__Recorded information__:

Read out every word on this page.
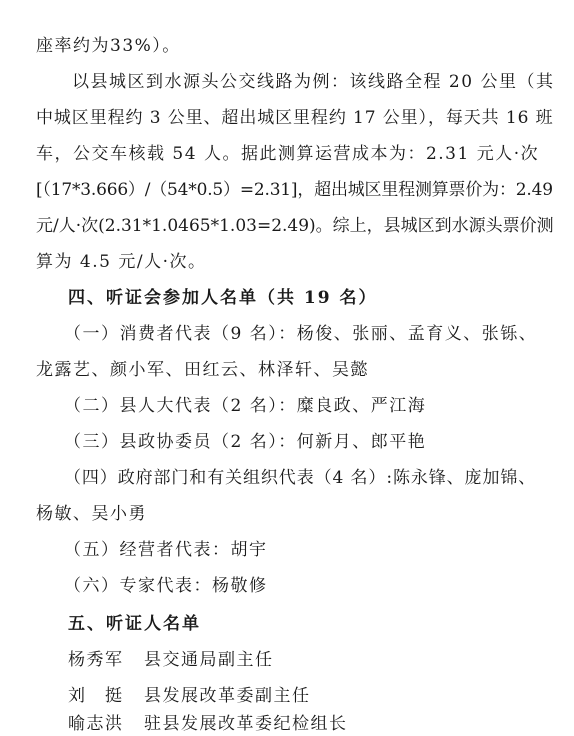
座率约为33%）。
以县城区到水源头公交线路为例：该线路全程 20 公里（其
中城区里程约 3 公里、超出城区里程约 17 公里），每天共 16 班
车，公交车核载 54 人。据此测算运营成本为：2.31 元人·次
[（17*3.666）/（54*0.5）=2.31]，超出城区里程测算票价为：2.49
元/人·次(2.31*1.0465*1.03=2.49)。综上，县城区到水源头票价测
算为 4.5 元/人·次。
四、听证会参加人名单（共 19 名）
（一）消费者代表（9 名）：杨俊、张丽、孟育义、张铄、
龙露艺、颜小军、田红云、林泽轩、吴懿
（二）县人大代表（2 名）：糜良政、严江海
（三）县政协委员（2 名）：何新月、郎平艳
（四）政府部门和有关组织代表（4 名）:陈永锋、庞加锦、
杨敏、吴小勇
（五）经营者代表：胡宇
（六）专家代表：杨敬修
五、听证人名单
杨秀军 县交通局副主任
刘　挺 县发展改革委副主任
喻志洪 驻县发展改革委纪检组长
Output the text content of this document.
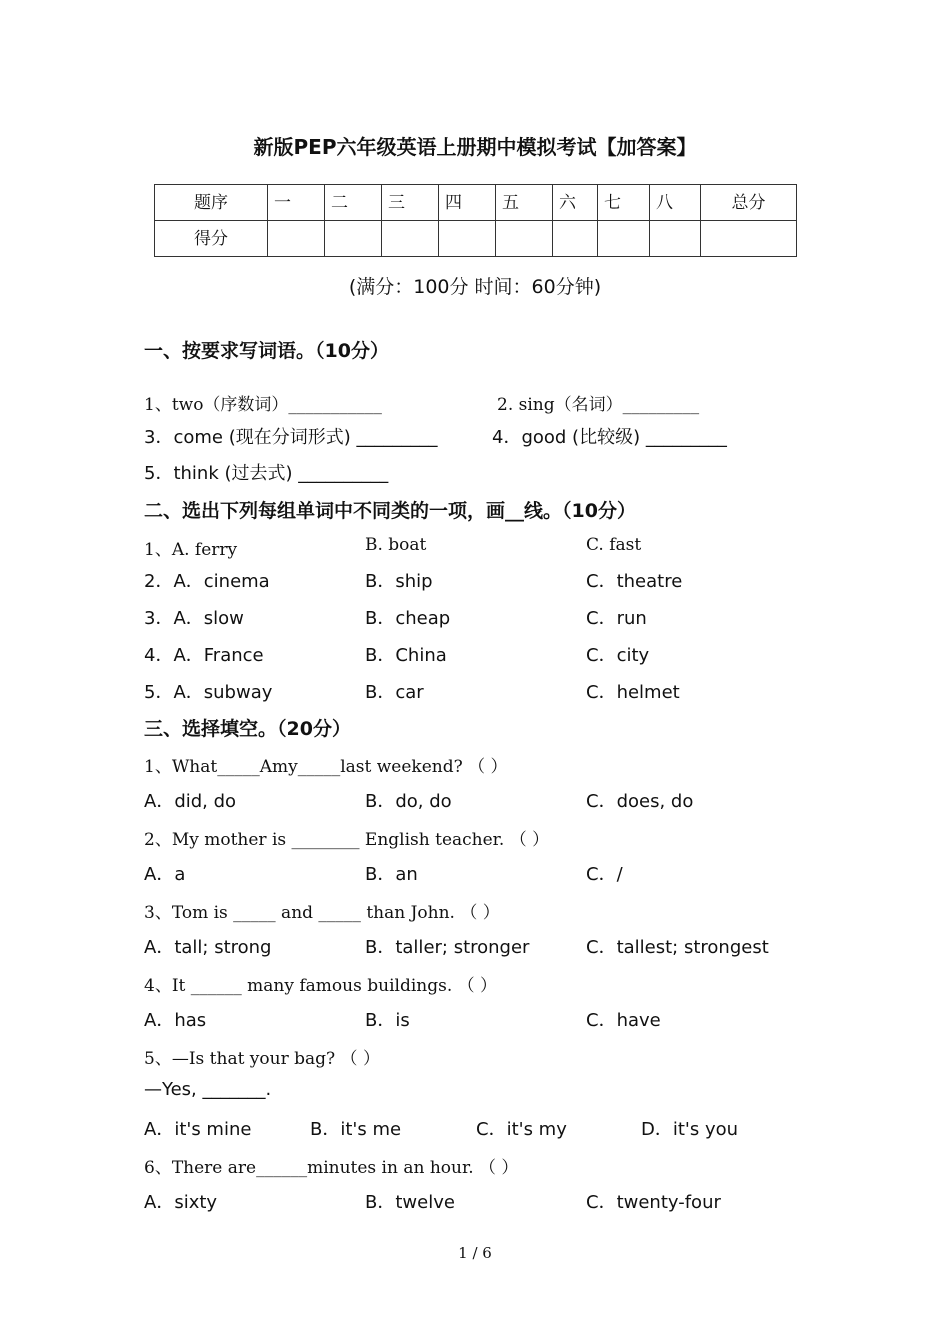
新版PEP六年级英语上册期中模拟考试【加答案】
题序	一	二	三	四	五	六	七	八	总分
得分									
(满分：100分 时间：60分钟)
一、按要求写词语。（10分）
1、two（序数词）___________	2. sing（名词）_________
3．come (现在分词形式) _________	4．good (比较级) _________
5．think (过去式) __________
二、选出下列每组单词中不同类的一项，画__线。（10分）
1、A. ferry	B. boat	C. fast
2．A．cinema	B．ship	C．theatre
3．A．slow	B．cheap	C．run
4．A．France	B．China	C．city
5．A．subway	B．car	C．helmet
三、选择填空。（20分）
1、What_____Amy_____last weekend? （ ）
A．did, do	B．do, do	C．does, do
2、My mother is ________ English teacher. （ ）
A．a	B．an	C．/
3、Tom is _____ and _____ than John. （ ）
A．tall; strong	B．taller; stronger	C．tallest; strongest
4、It ______ many famous buildings. （ ）
A．has	B．is	C．have
5、—Is that your bag? （ ）
—Yes, _______.
A．it's mine	B．it's me	C．it's my	D．it's you
6、There are______minutes in an hour. （ ）
A．sixty	B．twelve	C．twenty-four
1 / 6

__What is needed__: Without including any picture, repeat the data exactly.

__Result of this task__:
Read out every word on this page.
座率约为33%）。
以县城区到水源头公交线路为例：该线路全程 20 公里（其
中城区里程约 3 公里、超出城区里程约 17 公里），每天共 16 班
车，公交车核载 54 人。据此测算运营成本为：2.31 元人·次
[（17*3.666）/（54*0.5）=2.31]，超出城区里程测算票价为：2.49
元/人·次(2.31*1.0465*1.03=2.49)。综上，县城区到水源头票价测
算为 4.5 元/人·次。
四、听证会参加人名单（共 19 名）
（一）消费者代表（9 名）：杨俊、张丽、孟育义、张铄、
龙露艺、颜小军、田红云、林泽轩、吴懿
（二）县人大代表（2 名）：糜良政、严江海
（三）县政协委员（2 名）：何新月、郎平艳
（四）政府部门和有关组织代表（4 名）:陈永锋、庞加锦、
杨敏、吴小勇
（五）经营者代表：胡宇
（六）专家代表：杨敬修
五、听证人名单
杨秀军 县交通局副主任
刘　挺 县发展改革委副主任
喻志洪 驻县发展改革委纪检组长
Output the text content of this document.
新版PEP六年级英语上册期中模拟考试【加答案】
题序	一	二	三	四	五	六	七	八	总分
得分									
(满分：100分 时间：60分钟)
一、按要求写词语。（10分）
1、two（序数词）___________	2. sing（名词）_________
3．come (现在分词形式) _________	4．good (比较级) _________
5．think (过去式) __________
二、选出下列每组单词中不同类的一项，画__线。（10分）
1、A. ferry	B. boat	C. fast
2．A．cinema	B．ship	C．theatre
3．A．slow	B．cheap	C．run
4．A．France	B．China	C．city
5．A．subway	B．car	C．helmet
三、选择填空。（20分）
1、What_____Amy_____last weekend? （ ）
A．did, do	B．do, do	C．does, do
2、My mother is ________ English teacher. （ ）
A．a	B．an	C．/
3、Tom is _____ and _____ than John. （ ）
A．tall; strong	B．taller; stronger	C．tallest; strongest
4、It ______ many famous buildings. （ ）
A．has	B．is	C．have
5、—Is that your bag? （ ）
—Yes, _______.
A．it's mine	B．it's me	C．it's my	D．it's you
6、There are______minutes in an hour. （ ）
A．sixty	B．twelve	C．twenty-four
1 / 6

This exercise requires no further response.